◆ **Goal**: Go through the listing and pick out each line with the word "литров" in it.
┌─ Raw data
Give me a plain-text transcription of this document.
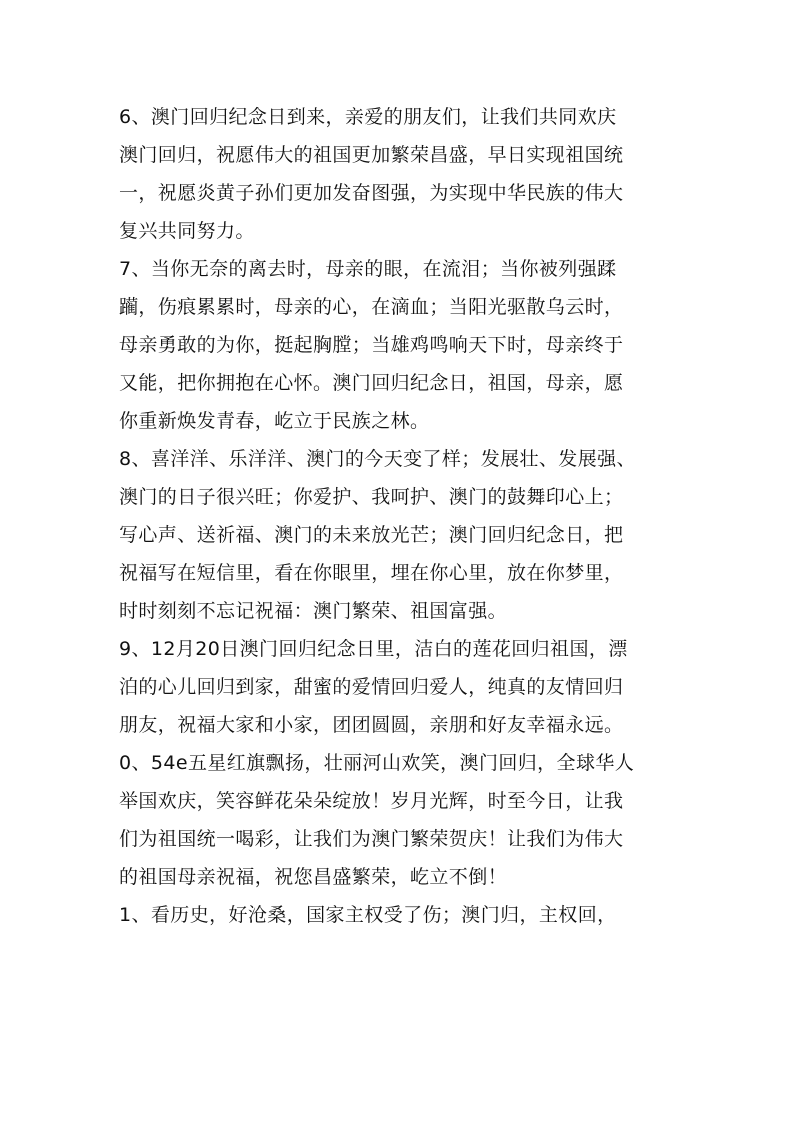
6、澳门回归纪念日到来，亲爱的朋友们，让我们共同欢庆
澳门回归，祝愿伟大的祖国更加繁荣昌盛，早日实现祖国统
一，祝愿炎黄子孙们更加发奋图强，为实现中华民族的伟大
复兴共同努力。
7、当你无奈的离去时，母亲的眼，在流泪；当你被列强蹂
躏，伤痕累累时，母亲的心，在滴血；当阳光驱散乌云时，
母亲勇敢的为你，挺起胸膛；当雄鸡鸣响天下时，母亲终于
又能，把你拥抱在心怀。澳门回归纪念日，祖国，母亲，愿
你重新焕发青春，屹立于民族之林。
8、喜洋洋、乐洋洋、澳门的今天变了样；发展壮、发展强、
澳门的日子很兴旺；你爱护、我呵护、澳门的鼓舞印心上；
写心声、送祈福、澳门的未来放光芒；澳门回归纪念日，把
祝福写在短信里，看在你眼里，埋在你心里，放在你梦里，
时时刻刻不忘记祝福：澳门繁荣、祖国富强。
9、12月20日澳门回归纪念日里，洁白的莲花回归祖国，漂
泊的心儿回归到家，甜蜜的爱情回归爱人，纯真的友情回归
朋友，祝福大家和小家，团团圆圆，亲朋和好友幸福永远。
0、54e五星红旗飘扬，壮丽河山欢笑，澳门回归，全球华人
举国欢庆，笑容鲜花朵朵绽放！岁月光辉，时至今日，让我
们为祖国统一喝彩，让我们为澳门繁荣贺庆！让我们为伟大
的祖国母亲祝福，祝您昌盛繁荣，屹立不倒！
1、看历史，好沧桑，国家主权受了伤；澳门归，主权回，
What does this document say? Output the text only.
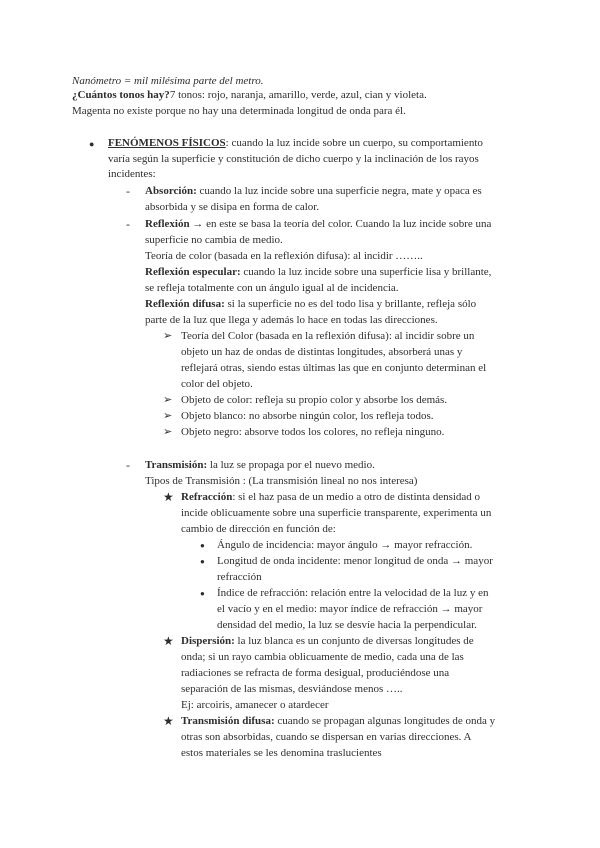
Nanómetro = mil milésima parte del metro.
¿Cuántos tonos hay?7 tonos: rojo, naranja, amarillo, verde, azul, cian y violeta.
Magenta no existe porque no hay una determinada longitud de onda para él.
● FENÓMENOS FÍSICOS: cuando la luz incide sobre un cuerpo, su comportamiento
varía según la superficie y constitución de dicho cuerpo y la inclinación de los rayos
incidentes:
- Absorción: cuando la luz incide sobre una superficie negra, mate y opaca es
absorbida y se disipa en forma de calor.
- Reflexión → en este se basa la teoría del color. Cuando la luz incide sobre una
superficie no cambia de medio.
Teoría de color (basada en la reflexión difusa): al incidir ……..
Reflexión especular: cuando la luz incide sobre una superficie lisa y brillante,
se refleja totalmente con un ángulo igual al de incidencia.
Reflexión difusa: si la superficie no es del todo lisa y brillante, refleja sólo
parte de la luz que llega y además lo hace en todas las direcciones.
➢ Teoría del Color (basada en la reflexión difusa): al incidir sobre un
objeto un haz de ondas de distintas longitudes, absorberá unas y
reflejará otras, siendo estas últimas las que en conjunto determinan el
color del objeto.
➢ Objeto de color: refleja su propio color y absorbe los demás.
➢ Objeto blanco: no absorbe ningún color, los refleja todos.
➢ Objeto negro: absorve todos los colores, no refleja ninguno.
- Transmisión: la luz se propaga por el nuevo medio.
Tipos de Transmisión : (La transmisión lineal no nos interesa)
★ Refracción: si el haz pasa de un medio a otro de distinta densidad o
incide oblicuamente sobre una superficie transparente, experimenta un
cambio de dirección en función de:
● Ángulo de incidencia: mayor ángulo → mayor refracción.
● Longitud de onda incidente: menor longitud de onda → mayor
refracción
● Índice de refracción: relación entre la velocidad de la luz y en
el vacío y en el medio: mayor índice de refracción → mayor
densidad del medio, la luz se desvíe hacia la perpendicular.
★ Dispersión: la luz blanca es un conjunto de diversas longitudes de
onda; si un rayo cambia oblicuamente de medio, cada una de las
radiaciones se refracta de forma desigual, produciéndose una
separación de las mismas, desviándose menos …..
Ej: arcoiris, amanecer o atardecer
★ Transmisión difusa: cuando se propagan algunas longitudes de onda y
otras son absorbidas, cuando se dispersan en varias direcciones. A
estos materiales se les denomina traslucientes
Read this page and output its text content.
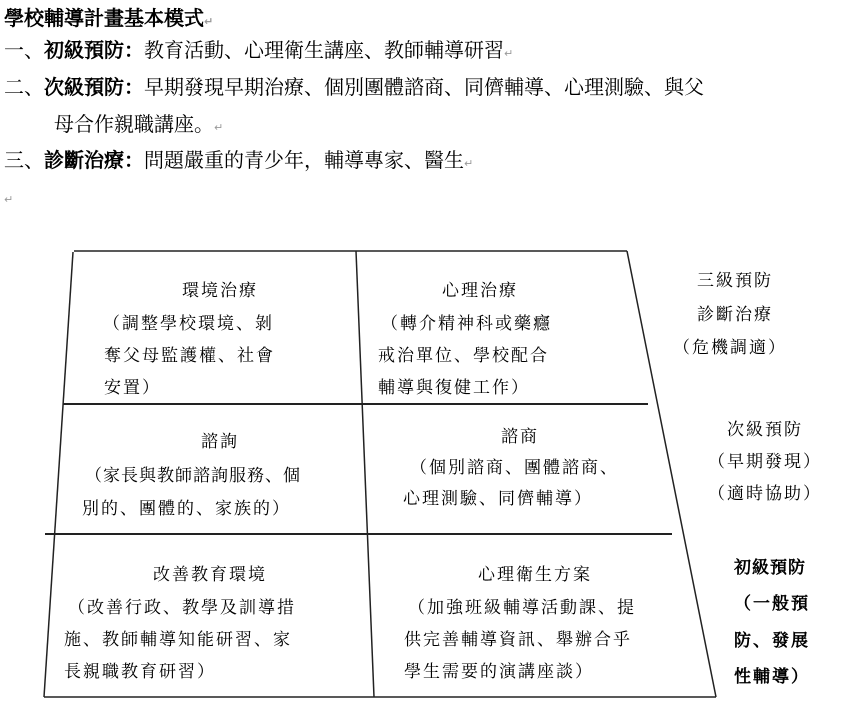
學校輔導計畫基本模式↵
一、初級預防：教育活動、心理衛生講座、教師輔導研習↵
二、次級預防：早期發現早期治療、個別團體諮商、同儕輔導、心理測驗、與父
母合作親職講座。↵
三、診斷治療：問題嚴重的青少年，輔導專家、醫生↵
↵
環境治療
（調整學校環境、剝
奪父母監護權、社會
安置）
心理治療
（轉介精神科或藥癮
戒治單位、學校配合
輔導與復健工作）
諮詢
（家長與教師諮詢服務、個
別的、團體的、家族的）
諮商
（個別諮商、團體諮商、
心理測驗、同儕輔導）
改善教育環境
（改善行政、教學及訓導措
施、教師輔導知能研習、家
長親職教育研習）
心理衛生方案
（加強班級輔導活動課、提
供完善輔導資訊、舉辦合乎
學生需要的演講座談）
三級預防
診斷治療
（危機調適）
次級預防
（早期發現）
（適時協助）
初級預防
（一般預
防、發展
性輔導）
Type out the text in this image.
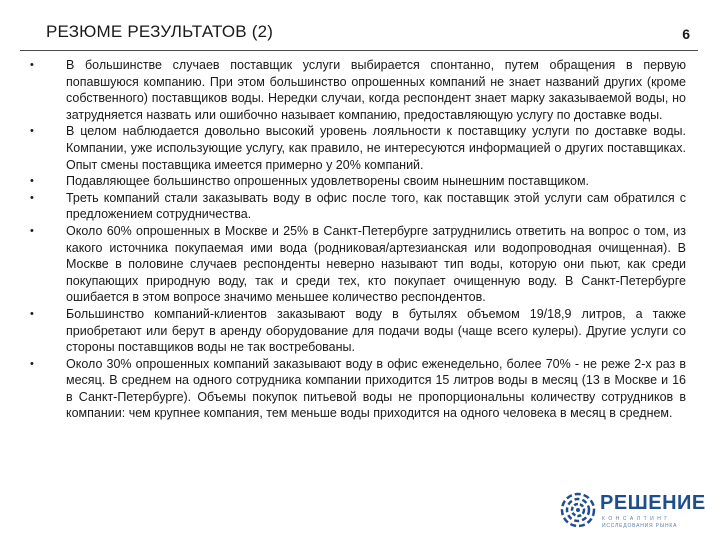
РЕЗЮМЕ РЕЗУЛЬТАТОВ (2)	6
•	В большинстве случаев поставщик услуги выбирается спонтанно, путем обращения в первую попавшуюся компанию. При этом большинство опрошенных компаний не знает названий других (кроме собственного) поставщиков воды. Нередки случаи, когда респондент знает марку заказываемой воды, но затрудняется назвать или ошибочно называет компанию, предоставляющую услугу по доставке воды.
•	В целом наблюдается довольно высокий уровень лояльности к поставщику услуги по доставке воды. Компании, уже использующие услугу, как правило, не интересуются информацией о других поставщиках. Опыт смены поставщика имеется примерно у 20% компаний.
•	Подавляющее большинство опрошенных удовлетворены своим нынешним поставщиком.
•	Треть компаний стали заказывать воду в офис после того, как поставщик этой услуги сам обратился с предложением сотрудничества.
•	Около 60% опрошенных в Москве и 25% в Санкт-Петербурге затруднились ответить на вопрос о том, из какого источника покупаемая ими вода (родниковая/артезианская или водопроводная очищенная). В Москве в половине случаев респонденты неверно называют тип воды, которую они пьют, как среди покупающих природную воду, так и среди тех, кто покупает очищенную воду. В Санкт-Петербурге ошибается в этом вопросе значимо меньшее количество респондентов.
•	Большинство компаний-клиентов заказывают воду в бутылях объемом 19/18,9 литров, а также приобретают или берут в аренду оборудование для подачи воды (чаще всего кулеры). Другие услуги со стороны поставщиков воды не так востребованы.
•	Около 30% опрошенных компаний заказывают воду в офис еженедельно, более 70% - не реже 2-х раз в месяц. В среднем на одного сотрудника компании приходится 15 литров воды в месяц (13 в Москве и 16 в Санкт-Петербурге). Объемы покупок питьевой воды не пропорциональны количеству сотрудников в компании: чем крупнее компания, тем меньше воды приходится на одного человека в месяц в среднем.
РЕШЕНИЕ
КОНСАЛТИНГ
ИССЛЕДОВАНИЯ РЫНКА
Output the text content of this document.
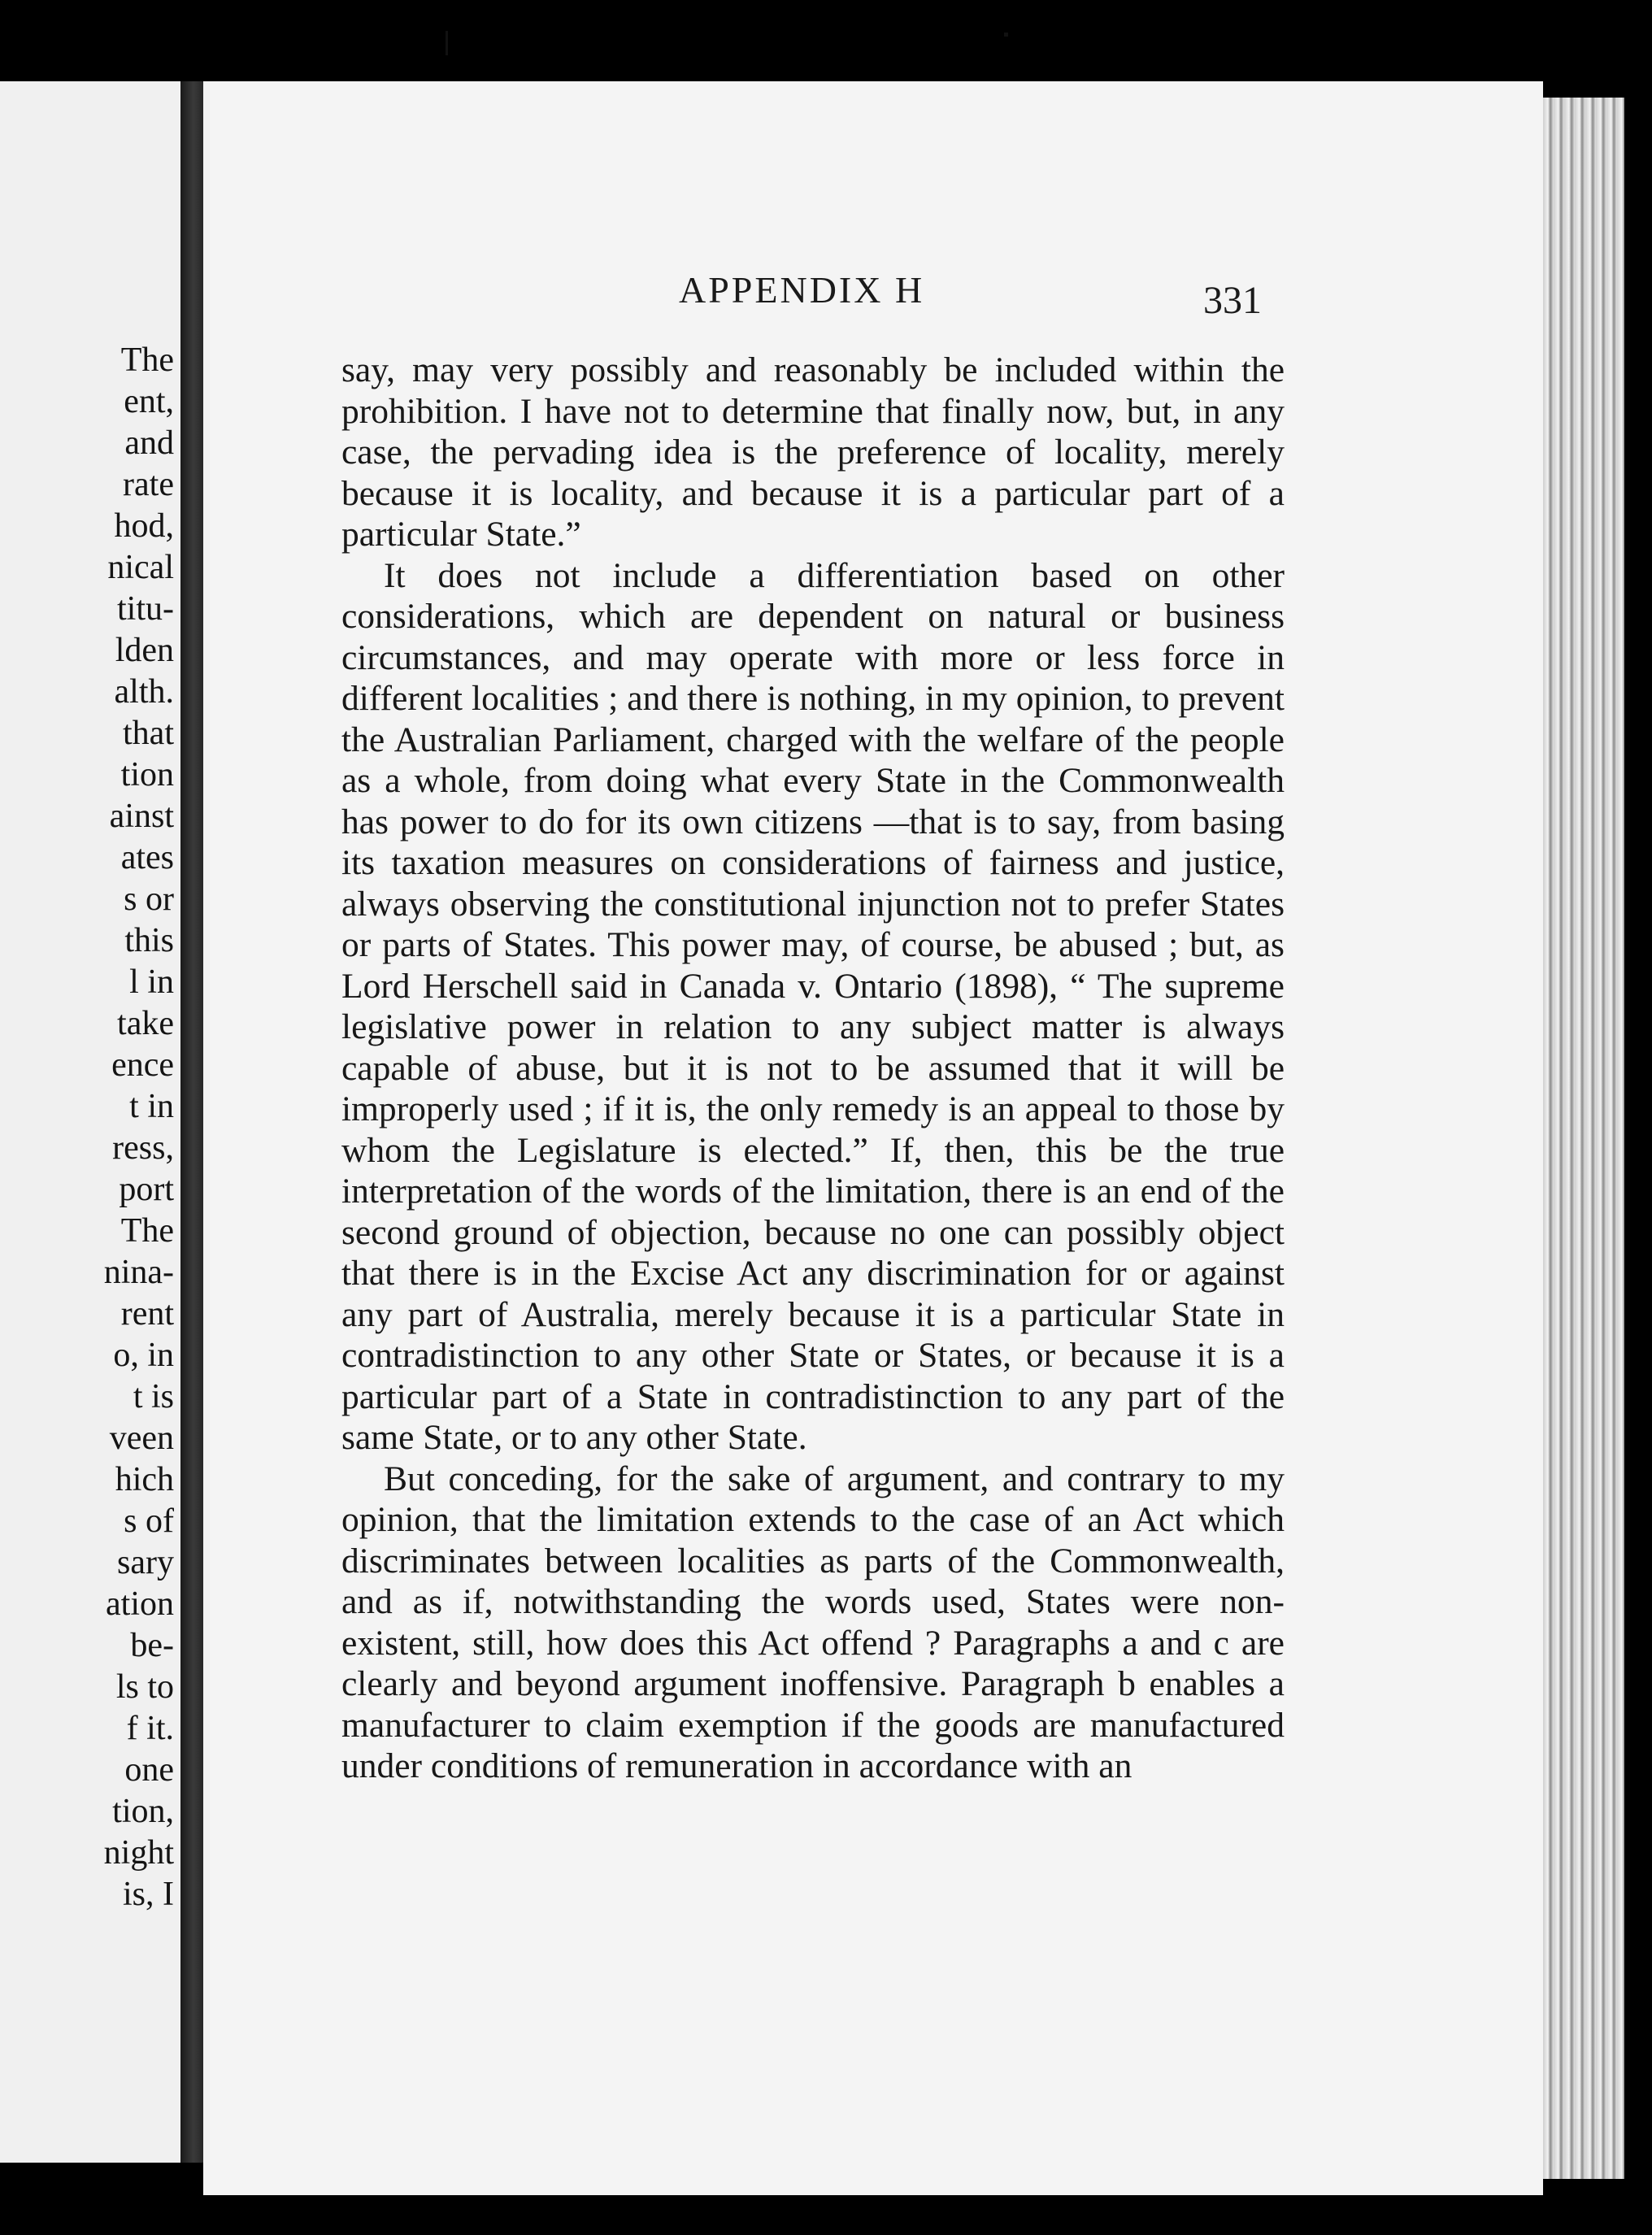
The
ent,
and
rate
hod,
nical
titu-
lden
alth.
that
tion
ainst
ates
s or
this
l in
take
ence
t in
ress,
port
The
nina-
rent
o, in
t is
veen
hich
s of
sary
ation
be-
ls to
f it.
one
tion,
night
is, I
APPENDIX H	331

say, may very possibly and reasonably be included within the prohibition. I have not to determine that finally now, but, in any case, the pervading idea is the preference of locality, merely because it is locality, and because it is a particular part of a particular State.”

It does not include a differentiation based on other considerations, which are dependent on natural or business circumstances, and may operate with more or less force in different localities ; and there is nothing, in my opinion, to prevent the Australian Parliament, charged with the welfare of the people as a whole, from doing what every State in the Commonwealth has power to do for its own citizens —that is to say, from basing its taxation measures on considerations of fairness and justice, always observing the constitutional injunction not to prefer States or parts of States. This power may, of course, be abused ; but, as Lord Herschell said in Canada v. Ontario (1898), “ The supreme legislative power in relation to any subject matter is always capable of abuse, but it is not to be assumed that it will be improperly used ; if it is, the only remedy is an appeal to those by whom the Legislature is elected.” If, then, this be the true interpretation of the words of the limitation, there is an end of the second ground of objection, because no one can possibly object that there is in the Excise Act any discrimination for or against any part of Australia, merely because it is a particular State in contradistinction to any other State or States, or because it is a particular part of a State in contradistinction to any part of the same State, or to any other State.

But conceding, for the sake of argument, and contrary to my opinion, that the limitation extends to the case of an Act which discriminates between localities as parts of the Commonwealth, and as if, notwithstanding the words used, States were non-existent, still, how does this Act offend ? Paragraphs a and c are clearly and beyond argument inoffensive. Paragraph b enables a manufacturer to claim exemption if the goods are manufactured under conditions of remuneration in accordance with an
└─
◆ **Written response**:
•	Большинство компаний-клиентов заказывают воду в бутылях объемом 19/18,9 литров, а также приобретают или берут в аренду оборудование для подачи воды (чаще всего кулеры). Другие услуги со стороны поставщиков воды не так востребованы.
•	Около 30% опрошенных компаний заказывают воду в офис еженедельно, более 70% - не реже 2-х раз в месяц. В среднем на одного сотрудника компании приходится 15 литров воды в месяц (13 в Москве и 16 в Санкт-Петербурге). Объемы покупок питьевой воды не пропорциональны количеству сотрудников в компании: чем крупнее компания, тем меньше воды приходится на одного человека в месяц в среднем.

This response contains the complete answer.